_Directions for this task_. Report all lines from the entries below in which "execution" appears.

_Dataset extract_.
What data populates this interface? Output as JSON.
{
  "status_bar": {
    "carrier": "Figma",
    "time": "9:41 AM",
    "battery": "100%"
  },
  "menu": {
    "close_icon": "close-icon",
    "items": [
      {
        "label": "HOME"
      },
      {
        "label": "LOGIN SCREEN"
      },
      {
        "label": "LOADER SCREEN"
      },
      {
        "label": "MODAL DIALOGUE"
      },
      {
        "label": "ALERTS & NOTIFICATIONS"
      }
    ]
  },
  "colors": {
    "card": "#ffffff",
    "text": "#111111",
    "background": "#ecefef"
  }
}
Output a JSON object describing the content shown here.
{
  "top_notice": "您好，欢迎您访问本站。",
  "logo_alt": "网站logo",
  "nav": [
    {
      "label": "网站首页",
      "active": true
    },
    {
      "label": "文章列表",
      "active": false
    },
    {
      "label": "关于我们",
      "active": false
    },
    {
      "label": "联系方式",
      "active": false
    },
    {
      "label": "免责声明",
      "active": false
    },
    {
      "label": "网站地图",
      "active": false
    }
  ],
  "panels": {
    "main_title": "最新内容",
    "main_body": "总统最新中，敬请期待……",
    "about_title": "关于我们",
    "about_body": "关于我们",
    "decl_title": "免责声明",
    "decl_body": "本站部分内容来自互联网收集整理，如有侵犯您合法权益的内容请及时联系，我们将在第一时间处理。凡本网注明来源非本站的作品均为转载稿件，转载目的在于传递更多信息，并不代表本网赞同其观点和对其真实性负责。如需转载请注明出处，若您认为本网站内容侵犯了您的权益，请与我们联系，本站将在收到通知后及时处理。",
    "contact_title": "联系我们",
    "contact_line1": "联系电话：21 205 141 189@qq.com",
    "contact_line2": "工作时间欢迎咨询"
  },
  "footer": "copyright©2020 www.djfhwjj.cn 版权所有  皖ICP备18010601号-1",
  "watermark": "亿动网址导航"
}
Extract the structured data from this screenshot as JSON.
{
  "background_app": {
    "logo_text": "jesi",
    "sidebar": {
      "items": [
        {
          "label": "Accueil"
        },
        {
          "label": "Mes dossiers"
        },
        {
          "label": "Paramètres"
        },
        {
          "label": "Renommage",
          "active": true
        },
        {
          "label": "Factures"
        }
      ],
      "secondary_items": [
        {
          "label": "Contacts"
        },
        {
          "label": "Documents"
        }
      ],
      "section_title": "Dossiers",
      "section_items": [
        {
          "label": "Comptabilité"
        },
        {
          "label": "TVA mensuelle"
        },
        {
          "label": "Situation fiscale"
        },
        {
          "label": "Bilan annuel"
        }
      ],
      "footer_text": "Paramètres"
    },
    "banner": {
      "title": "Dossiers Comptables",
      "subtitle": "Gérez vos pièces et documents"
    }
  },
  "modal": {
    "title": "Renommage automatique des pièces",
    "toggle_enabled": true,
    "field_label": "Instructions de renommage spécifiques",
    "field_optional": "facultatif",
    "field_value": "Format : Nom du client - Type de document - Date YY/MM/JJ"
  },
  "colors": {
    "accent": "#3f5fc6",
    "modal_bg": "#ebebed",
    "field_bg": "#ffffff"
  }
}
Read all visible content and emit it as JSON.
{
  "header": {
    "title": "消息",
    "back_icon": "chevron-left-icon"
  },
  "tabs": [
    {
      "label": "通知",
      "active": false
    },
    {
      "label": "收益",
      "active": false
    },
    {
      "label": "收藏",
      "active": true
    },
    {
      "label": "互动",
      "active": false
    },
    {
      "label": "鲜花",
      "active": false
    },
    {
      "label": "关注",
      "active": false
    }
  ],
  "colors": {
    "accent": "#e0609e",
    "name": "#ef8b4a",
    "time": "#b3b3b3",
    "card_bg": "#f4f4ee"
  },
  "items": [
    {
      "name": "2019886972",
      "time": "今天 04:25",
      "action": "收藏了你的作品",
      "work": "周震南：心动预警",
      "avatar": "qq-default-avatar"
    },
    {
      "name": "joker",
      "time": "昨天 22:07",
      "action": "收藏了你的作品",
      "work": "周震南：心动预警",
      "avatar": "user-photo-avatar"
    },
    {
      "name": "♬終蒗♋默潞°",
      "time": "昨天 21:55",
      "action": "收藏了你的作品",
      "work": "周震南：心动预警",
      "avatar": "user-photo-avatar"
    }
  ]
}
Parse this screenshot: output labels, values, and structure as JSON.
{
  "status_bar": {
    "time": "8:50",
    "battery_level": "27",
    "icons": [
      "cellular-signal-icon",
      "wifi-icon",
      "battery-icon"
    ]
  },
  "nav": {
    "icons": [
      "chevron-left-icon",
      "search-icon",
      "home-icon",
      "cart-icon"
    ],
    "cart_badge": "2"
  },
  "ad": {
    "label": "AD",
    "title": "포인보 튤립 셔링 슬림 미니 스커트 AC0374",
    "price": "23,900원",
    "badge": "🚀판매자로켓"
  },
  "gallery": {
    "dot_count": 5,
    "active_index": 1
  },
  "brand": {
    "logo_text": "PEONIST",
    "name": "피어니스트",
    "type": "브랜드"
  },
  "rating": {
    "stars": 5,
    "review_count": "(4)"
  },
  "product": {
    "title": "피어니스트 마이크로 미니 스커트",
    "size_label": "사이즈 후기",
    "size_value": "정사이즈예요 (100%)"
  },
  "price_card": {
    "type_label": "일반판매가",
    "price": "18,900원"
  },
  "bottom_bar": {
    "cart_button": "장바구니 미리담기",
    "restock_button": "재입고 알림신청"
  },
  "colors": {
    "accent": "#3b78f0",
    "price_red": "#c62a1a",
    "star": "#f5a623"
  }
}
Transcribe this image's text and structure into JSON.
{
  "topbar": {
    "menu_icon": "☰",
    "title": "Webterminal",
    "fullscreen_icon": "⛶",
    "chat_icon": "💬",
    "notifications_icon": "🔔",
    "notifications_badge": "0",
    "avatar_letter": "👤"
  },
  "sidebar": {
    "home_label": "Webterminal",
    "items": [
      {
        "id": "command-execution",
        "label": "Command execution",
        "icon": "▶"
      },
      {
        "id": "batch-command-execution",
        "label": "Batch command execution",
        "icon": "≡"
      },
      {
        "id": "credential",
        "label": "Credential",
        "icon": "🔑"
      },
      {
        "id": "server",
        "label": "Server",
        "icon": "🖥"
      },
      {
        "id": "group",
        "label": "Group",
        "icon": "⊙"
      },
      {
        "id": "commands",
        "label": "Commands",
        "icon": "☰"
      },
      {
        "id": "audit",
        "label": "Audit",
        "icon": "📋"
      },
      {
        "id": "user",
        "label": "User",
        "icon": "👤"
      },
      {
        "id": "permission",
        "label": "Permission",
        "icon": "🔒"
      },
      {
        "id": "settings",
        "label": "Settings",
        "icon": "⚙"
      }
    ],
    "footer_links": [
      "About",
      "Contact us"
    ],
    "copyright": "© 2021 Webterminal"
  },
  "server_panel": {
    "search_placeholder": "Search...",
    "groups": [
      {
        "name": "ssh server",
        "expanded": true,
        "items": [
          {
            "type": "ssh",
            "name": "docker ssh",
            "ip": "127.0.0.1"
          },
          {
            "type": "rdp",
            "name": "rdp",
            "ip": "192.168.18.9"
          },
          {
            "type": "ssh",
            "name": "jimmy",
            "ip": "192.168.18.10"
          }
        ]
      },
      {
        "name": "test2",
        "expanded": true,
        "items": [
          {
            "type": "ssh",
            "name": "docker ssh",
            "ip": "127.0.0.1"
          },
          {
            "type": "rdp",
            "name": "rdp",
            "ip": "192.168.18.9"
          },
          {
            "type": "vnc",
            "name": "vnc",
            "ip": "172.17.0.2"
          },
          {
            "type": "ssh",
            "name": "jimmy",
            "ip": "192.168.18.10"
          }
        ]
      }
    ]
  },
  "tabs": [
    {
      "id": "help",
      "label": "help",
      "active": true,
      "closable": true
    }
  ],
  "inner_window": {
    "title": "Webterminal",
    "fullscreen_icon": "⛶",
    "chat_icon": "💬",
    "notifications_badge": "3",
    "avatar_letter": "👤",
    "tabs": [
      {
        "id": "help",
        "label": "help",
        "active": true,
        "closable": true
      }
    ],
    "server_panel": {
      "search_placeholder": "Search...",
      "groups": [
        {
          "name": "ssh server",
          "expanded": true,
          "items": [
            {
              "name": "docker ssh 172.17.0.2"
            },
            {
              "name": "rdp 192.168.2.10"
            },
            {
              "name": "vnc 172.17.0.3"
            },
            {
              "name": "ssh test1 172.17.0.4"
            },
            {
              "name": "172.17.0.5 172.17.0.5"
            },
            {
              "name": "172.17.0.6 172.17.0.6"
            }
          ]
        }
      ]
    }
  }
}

_Solved exercise_.
        "id": "command-execution",
        "label": "Command execution",
        "id": "batch-command-execution",
        "label": "Batch command execution",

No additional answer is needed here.